Rose’s Lime Juice was the world’s first commercial fruit cordial, invented by Lauchlin Rose in Leith, a Scottish port near Edinburgh, in 1867. But the journey of the juice started a lot earlier.
Rewind to 1753, when James Lind, a Scottish doctor and pioneer of naval hygiene, started looking into the causes of scurvy in the Royal Navy.
After identifying that the acidity in lemons (later known to be vitamin C) seemed beneficial, he conducted the first controlled medical experiments into the treatment of scurvy aboard the HMS Salisbury. The experiments were such a success that the Admiralty adopted his recommendation to give a daily ration of citrus juice to all sailors during prolonged voyages (Captain Cook was an early adopter). But they insisted on using lime juice, rather than lemon juice, as they could get limes cheaper and in bulk from a new British plantation in the Caribbean, which later led to British sailors being called ‘limeys’.
There was a problem though. The lime juice tended to go off on long voyages, so they tried to preserve it by adding rum (usually around 15%), but it wasn’t hugely effective.
This is where Lauchlin Rose came in. The son of a shipbuilder in Leith, which was then Scotland’s most important harbour for the Royal Navy, he grew up in and around the port and sailors from all over the world.
It was no wonder he later set up a business provisioning ships, supplying them with everything they might need, from wines to lime juice. An astute businessman, he spotted an opportunity – and turned his curious mind to the problem of preservation.
In December 1867, at the age of 38, he developed and secured patent number No.3499 for “an improved mode of preserving vegetable juices”*. He’d developed a technique that allowed him to prevent the lime juice fermenting by adding sulphur dioxide to the cask without the need for alcohol or rum. It was a game-changer.
Sulphur dioxide had long been known about but had been more traditionally used in the wine and beer industry to stop fermentation. Applying it to lime juice was a masterstroke for Lauchlin, not least because the lack of alcohol opened it up to a whole new audience.
At the same time, serendipitously, the Merchant Shipping Act of 1867 made it compulsory for all British ships to carry lime juice to prevent scurvy. It was perfect timing – and win/win for both Lauchlin and the Navy.
At the time, lime juice was used solely for medicinal purposes, but Lauchlin was about to change all that. In 1868 he set up his first factory on Commercial Street, Leith, right next to the Old East Dock where the limes came in from the West Indies. By sweetening the mix a little, he started to sell it commercially as ‘Rose’s Lime Juice’, presenting the green cordial in a distinctive bottle with the timeless lime leaf logo. It was an instant success, appealing not just to sailors (naval officers were said to take Rose’s Lime Juice with gin, essentially creating the Gimlet, one of the first gin-based cocktails), but also the growing temperance movement in the UK.
By 1875, business was booming, so the company moved to Curtain Road in Shoreditch, London, while production was still in Leith. Lauchlin passed away in 1885, but not before he had set in motion for the company to own its own lime plantations in Dominica and present-day Ghana. The business continued to expand after his death, and the brand introduced to the USA in 1901.
Rose’s Lime Cordial was the world’s first fruit cordial, and the first soft drink to be marketed in Britain. And it’s is still very much a family favourite today.
*Office of the Commissioner of Patents (UK), Chronological Index of Patents Applied for and Patenets Granted for the Year 1867 (London: 1868), 239.
============================================================
● ACTIVITY 1
From the text on Rose's Lime Juice, transcribe the passage between "After identifying that" and "being called ‘limeys’.", inclusive.
● ACTIVITY 2
Condense the paragraph of the text on Rose's Lime Juice that begins "At the time, lime juice was used solely for medicinal purposes" into a short bulleted list that keeps its main facts.

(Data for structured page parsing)
============================================================
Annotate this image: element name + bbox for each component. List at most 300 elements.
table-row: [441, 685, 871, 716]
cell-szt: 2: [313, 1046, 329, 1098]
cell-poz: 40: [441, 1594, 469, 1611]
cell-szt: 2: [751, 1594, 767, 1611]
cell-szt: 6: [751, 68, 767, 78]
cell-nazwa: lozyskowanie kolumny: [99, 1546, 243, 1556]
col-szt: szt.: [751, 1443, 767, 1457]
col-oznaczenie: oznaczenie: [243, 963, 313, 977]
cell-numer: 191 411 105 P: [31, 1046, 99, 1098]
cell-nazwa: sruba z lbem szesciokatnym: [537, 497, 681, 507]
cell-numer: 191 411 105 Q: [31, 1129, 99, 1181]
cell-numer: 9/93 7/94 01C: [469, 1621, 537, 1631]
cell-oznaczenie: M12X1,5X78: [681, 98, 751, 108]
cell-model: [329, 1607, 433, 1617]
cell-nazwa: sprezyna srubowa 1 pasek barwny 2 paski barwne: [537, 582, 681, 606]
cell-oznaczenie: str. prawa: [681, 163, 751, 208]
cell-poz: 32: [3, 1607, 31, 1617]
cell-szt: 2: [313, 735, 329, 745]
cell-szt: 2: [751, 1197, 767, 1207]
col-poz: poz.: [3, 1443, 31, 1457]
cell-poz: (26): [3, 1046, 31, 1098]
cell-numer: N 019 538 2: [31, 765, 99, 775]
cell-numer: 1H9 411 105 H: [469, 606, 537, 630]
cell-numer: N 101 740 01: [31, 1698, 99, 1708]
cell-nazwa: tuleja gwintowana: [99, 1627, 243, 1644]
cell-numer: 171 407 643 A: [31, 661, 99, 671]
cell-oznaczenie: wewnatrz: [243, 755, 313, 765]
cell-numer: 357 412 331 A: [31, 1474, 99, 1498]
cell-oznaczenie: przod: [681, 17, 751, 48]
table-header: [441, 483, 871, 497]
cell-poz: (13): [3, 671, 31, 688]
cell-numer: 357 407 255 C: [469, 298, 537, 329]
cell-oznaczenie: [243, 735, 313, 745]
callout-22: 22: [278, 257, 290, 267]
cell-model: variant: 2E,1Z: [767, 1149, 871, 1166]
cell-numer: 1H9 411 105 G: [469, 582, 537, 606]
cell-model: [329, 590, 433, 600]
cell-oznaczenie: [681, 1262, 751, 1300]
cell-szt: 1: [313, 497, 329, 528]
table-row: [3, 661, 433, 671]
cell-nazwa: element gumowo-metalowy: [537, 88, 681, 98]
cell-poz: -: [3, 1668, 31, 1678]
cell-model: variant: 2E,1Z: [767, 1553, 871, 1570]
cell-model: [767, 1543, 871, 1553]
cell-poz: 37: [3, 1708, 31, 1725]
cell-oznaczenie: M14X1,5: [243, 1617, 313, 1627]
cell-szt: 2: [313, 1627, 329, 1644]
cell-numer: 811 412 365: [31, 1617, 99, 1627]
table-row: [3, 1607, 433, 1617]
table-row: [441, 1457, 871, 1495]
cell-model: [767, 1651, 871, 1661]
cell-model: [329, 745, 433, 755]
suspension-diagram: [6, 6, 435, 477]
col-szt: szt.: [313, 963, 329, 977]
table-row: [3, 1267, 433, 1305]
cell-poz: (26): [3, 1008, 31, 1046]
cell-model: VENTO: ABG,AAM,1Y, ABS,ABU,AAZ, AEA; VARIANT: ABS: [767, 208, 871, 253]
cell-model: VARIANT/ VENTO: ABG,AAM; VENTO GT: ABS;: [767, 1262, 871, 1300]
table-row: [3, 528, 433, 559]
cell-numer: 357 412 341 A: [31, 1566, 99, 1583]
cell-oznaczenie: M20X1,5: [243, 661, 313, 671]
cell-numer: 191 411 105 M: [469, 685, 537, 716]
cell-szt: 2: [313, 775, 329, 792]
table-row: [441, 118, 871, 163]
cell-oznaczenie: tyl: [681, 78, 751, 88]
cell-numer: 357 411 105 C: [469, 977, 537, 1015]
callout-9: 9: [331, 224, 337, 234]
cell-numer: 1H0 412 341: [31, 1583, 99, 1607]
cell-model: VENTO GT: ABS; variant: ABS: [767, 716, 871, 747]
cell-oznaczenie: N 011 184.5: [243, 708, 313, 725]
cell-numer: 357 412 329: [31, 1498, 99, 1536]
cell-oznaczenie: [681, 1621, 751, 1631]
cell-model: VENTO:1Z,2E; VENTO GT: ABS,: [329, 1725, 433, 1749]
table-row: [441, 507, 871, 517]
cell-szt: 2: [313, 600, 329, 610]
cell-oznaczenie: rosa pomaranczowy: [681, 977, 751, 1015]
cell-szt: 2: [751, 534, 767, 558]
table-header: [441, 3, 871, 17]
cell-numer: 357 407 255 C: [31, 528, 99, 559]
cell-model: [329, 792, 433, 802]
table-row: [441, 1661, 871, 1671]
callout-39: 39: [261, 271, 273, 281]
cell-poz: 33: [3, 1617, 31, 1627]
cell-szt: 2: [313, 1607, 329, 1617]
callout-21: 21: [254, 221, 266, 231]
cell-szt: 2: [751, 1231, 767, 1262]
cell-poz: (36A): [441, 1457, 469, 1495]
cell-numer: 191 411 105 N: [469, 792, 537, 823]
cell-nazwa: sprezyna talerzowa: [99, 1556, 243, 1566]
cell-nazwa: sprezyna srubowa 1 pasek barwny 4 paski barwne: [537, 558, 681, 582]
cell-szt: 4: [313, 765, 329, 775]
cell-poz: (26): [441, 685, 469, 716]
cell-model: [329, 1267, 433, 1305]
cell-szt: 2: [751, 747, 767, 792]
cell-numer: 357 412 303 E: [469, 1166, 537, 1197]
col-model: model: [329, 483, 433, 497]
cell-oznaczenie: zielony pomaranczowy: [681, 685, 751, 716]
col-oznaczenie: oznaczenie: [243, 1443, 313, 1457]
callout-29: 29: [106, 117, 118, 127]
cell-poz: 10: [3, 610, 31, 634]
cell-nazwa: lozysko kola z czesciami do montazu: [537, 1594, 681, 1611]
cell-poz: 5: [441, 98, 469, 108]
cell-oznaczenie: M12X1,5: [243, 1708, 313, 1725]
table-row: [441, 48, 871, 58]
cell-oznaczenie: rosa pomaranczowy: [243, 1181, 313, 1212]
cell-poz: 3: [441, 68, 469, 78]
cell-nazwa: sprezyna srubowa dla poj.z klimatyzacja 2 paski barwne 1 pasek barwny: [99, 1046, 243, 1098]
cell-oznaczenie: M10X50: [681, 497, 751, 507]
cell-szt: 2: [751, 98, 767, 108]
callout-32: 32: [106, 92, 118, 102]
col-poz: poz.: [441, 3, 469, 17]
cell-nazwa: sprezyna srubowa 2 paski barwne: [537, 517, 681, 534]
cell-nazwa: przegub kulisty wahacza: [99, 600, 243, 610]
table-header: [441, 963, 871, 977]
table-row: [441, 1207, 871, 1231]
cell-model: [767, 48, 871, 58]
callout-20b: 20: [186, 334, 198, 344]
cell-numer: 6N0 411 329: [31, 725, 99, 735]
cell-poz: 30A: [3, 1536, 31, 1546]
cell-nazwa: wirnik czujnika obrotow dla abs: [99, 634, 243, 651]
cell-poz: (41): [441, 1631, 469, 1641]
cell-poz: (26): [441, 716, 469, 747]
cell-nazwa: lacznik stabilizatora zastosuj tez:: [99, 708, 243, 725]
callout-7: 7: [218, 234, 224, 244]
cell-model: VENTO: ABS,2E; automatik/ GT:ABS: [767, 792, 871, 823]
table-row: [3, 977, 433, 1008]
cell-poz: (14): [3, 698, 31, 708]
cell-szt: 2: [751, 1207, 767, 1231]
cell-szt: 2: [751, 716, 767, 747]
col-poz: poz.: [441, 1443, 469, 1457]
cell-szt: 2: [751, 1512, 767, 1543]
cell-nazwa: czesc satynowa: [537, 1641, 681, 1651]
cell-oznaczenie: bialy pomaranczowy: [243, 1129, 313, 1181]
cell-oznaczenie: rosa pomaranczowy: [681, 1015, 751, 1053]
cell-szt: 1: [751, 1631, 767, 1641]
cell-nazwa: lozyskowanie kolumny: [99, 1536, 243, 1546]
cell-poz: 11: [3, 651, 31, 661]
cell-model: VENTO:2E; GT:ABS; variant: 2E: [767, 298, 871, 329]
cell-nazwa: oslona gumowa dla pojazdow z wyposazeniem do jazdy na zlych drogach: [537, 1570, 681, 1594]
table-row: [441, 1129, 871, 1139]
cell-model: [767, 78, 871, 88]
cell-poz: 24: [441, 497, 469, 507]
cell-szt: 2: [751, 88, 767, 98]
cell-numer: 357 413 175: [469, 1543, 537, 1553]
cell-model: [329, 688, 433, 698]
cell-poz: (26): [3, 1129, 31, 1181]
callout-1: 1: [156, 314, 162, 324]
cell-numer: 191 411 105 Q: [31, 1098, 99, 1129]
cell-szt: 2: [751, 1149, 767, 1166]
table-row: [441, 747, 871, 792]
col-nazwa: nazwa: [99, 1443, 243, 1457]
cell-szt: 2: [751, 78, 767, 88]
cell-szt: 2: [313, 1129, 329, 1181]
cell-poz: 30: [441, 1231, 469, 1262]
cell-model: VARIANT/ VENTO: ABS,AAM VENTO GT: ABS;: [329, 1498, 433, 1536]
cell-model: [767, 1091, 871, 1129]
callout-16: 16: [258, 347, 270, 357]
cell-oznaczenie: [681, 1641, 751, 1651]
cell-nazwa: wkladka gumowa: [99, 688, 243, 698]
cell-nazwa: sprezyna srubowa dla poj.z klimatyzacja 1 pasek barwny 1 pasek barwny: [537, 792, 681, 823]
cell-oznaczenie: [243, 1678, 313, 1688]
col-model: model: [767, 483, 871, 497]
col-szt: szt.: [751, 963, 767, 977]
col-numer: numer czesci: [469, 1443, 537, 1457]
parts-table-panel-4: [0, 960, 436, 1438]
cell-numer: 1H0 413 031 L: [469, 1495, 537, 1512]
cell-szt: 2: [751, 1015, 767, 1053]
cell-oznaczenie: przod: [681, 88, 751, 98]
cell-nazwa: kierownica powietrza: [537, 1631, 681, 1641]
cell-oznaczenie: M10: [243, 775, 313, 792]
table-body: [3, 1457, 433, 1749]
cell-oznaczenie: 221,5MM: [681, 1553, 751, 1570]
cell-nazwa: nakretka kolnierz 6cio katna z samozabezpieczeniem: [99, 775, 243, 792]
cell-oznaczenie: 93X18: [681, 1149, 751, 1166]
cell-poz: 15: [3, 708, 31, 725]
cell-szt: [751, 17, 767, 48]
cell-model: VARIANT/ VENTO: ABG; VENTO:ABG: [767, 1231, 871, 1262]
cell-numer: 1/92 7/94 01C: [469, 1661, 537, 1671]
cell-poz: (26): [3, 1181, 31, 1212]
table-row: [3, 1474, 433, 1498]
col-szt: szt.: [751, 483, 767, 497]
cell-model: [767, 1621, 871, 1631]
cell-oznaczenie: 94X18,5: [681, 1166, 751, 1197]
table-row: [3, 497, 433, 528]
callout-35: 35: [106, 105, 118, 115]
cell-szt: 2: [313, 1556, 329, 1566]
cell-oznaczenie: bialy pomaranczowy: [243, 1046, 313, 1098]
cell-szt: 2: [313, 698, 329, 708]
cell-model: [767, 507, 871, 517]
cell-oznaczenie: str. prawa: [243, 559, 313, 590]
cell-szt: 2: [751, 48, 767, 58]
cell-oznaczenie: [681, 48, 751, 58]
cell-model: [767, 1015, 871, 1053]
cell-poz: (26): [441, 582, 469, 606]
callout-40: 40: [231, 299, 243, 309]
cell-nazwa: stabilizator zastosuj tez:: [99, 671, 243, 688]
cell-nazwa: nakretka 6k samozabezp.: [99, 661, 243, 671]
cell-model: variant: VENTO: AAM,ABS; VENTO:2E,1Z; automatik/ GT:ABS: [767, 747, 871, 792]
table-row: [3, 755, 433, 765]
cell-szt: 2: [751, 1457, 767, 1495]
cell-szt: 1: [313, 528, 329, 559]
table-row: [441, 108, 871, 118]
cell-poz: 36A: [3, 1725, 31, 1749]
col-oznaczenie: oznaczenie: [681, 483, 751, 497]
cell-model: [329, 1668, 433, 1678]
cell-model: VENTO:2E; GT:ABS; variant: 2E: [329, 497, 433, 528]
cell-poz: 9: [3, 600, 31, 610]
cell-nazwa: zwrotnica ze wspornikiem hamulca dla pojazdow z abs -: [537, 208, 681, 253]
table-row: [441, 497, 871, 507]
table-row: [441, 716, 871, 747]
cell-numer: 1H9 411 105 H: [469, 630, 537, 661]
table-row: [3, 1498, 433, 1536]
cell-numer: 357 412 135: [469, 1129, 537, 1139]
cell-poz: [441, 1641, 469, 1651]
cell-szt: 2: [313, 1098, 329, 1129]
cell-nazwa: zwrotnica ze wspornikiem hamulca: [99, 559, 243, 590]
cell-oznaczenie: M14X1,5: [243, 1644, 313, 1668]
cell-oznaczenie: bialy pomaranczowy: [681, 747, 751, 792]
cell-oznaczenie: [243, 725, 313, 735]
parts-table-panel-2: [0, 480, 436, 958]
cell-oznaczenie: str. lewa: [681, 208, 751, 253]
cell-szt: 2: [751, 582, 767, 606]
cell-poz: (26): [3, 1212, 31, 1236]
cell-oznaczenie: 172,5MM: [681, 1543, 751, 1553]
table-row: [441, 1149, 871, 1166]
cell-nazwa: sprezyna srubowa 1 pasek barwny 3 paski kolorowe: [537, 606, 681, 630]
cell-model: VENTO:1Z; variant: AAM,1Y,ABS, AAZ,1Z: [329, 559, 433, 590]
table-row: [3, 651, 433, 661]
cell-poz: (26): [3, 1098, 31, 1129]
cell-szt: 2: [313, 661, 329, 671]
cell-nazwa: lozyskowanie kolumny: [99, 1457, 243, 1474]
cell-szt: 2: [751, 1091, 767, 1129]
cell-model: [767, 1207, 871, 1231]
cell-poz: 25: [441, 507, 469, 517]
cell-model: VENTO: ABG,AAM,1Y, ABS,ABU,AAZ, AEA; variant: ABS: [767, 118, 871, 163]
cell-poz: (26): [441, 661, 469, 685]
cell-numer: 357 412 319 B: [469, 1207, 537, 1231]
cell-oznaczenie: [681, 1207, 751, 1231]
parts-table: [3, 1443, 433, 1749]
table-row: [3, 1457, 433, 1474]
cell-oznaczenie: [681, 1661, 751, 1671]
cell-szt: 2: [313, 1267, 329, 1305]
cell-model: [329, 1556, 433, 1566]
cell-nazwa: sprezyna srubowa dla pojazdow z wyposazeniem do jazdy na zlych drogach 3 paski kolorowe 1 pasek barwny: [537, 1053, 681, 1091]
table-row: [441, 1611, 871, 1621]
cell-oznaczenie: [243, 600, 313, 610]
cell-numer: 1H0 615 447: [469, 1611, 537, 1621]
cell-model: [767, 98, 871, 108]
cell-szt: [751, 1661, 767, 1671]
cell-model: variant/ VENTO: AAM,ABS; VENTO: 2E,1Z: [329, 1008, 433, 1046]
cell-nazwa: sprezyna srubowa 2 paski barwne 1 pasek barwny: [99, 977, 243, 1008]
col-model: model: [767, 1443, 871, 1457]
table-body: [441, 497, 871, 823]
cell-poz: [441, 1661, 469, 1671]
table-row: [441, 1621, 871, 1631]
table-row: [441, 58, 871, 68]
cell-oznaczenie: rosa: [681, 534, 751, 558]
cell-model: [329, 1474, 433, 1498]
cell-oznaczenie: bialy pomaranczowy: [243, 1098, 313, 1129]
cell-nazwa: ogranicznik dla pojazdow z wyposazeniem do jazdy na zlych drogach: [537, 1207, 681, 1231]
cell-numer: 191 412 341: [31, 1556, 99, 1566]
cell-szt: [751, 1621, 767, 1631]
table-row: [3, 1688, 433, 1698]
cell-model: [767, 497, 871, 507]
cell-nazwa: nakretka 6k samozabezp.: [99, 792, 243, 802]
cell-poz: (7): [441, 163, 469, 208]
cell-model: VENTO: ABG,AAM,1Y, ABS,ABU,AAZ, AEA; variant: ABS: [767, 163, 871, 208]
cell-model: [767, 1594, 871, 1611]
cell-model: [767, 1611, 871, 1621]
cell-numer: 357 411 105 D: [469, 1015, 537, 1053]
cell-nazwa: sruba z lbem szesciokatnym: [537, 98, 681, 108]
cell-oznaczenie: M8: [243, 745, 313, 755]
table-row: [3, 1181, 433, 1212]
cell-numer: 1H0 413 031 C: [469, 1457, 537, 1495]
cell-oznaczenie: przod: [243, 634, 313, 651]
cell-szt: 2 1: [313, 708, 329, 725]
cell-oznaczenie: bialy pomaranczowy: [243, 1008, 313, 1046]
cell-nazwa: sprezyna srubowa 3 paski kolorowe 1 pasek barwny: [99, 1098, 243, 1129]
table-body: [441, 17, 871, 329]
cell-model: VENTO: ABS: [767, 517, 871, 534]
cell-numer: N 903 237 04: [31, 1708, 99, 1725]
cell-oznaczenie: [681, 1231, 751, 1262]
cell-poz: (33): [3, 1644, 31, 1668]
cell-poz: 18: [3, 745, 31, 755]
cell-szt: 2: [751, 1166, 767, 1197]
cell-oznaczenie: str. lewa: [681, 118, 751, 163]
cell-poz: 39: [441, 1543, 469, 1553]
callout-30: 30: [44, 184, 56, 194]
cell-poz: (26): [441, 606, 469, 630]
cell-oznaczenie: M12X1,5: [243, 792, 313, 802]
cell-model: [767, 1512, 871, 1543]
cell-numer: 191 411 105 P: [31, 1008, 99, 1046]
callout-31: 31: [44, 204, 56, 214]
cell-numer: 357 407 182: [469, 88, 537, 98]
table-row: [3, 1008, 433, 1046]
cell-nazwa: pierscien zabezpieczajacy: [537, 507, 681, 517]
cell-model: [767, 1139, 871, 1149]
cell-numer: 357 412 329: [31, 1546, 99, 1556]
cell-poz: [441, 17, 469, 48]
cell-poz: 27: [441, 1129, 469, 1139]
============================================================
● OUTPUT 1
After identifying that the acidity in lemons (later known to be vitamin C) seemed beneficial, he conducted the first controlled medical experiments into the treatment of scurvy aboard the HMS Salisbury. The experiments were such a success that the Admiralty adopted his recommendation to give a daily ration of citrus juice to all sailors during prolonged voyages (Captain Cook was an early adopter). But they insisted on using lime juice, rather than lemon juice, as they could get limes cheaper and in bulk from a new British plantation in the Caribbean, which later led to British sailors being called ‘limeys’.

● OUTPUT 2
- Lime juice was then used only for medicinal purposes, and Lauchlin changed that.
- In 1868 he opened his first factory on Commercial Street, Leith, next to the Old East Dock, where limes arrived from the West Indies.
- He sweetened the mix slightly and sold it commercially as "Rose's Lime Juice," a green cordial in a distinctive bottle with a lime leaf logo.
- It was an instant success with sailors and with the growing temperance movement in the UK.
- Naval officers were said to take it with gin, essentially creating the Gimlet, one of the first gin-based cocktails.